▶ What to do
Repeat the data verbatim.

▶ Supplied information
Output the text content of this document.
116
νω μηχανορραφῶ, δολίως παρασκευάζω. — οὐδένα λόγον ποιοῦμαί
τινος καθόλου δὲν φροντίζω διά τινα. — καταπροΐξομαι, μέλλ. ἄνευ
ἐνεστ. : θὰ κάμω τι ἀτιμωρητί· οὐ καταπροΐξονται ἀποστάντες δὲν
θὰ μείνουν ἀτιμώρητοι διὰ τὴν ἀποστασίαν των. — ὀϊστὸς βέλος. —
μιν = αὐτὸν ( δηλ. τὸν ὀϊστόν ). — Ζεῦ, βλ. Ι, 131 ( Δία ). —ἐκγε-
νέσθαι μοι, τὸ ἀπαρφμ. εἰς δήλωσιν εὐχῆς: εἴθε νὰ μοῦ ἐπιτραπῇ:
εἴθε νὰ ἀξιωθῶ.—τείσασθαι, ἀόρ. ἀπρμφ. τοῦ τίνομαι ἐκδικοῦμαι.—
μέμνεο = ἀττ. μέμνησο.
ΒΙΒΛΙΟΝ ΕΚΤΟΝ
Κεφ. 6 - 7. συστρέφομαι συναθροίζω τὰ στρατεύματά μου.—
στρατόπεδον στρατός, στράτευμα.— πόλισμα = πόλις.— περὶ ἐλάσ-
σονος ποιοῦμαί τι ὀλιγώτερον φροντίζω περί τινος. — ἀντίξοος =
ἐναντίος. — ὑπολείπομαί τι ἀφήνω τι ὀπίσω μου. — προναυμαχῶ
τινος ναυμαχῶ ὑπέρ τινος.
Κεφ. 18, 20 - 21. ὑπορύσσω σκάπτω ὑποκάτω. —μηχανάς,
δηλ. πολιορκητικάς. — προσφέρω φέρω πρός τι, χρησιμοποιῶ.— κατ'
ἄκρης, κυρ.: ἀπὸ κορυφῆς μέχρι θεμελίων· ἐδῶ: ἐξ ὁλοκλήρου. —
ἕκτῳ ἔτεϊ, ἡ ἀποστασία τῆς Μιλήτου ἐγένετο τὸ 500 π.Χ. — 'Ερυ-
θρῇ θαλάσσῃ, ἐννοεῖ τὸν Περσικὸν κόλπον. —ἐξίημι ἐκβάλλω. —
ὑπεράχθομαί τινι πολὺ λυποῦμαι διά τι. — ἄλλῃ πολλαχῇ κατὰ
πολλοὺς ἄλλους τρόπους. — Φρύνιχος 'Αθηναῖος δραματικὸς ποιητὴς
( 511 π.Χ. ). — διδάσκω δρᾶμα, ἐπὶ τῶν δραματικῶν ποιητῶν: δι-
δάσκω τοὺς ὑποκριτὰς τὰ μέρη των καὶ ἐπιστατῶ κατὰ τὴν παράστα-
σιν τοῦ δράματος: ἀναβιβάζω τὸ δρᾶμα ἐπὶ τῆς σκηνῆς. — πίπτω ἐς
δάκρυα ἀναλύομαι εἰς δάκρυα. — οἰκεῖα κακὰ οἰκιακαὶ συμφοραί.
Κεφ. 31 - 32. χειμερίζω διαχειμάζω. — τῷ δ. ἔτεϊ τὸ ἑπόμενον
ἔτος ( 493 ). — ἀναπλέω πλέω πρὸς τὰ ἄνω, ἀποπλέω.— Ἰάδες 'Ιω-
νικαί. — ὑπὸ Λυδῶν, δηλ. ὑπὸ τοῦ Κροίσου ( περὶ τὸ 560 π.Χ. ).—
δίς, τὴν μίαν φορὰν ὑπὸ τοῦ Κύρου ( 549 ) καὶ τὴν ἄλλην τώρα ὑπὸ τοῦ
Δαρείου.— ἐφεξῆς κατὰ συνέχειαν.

▶ Solution to the problem
Output the text content of this document.
116
νω μηχανορραφῶ, δολίως παρασκευάζω. — οὐδένα λόγον ποιοῦμαί
τινος καθόλου δὲν φροντίζω διά τινα. — καταπροΐξομαι, μέλλ. ἄνευ
ἐνεστ. : θὰ κάμω τι ἀτιμωρητί· οὐ καταπροΐξονται ἀποστάντες δὲν
θὰ μείνουν ἀτιμώρητοι διὰ τὴν ἀποστασίαν των. — ὀϊστὸς βέλος. —
μιν = αὐτὸν ( δηλ. τὸν ὀϊστόν ). — Ζεῦ, βλ. Ι, 131 ( Δία ). —ἐκγε-
νέσθαι μοι, τὸ ἀπαρφμ. εἰς δήλωσιν εὐχῆς: εἴθε νὰ μοῦ ἐπιτραπῇ:
εἴθε νὰ ἀξιωθῶ.—τείσασθαι, ἀόρ. ἀπρμφ. τοῦ τίνομαι ἐκδικοῦμαι.—
μέμνεο = ἀττ. μέμνησο.
ΒΙΒΛΙΟΝ ΕΚΤΟΝ
Κεφ. 6 - 7. συστρέφομαι συναθροίζω τὰ στρατεύματά μου.—
στρατόπεδον στρατός, στράτευμα.— πόλισμα = πόλις.— περὶ ἐλάσ-
σονος ποιοῦμαί τι ὀλιγώτερον φροντίζω περί τινος. — ἀντίξοος =
ἐναντίος. — ὑπολείπομαί τι ἀφήνω τι ὀπίσω μου. — προναυμαχῶ
τινος ναυμαχῶ ὑπέρ τινος.
Κεφ. 18, 20 - 21. ὑπορύσσω σκάπτω ὑποκάτω. —μηχανάς,
δηλ. πολιορκητικάς. — προσφέρω φέρω πρός τι, χρησιμοποιῶ.— κατ'
ἄκρης, κυρ.: ἀπὸ κορυφῆς μέχρι θεμελίων· ἐδῶ: ἐξ ὁλοκλήρου. —
ἕκτῳ ἔτεϊ, ἡ ἀποστασία τῆς Μιλήτου ἐγένετο τὸ 500 π.Χ. — 'Ερυ-
θρῇ θαλάσσῃ, ἐννοεῖ τὸν Περσικὸν κόλπον. —ἐξίημι ἐκβάλλω. —
ὑπεράχθομαί τινι πολὺ λυποῦμαι διά τι. — ἄλλῃ πολλαχῇ κατὰ
πολλοὺς ἄλλους τρόπους. — Φρύνιχος 'Αθηναῖος δραματικὸς ποιητὴς
( 511 π.Χ. ). — διδάσκω δρᾶμα, ἐπὶ τῶν δραματικῶν ποιητῶν: δι-
δάσκω τοὺς ὑποκριτὰς τὰ μέρη των καὶ ἐπιστατῶ κατὰ τὴν παράστα-
σιν τοῦ δράματος: ἀναβιβάζω τὸ δρᾶμα ἐπὶ τῆς σκηνῆς. — πίπτω ἐς
δάκρυα ἀναλύομαι εἰς δάκρυα. — οἰκεῖα κακὰ οἰκιακαὶ συμφοραί.
Κεφ. 31 - 32. χειμερίζω διαχειμάζω. — τῷ δ. ἔτεϊ τὸ ἑπόμενον
ἔτος ( 493 ). — ἀναπλέω πλέω πρὸς τὰ ἄνω, ἀποπλέω.— Ἰάδες 'Ιω-
νικαί. — ὑπὸ Λυδῶν, δηλ. ὑπὸ τοῦ Κροίσου ( περὶ τὸ 560 π.Χ. ).—
δίς, τὴν μίαν φορὰν ὑπὸ τοῦ Κύρου ( 549 ) καὶ τὴν ἄλλην τώρα ὑπὸ τοῦ
Δαρείου.— ἐφεξῆς κατὰ συνέχειαν.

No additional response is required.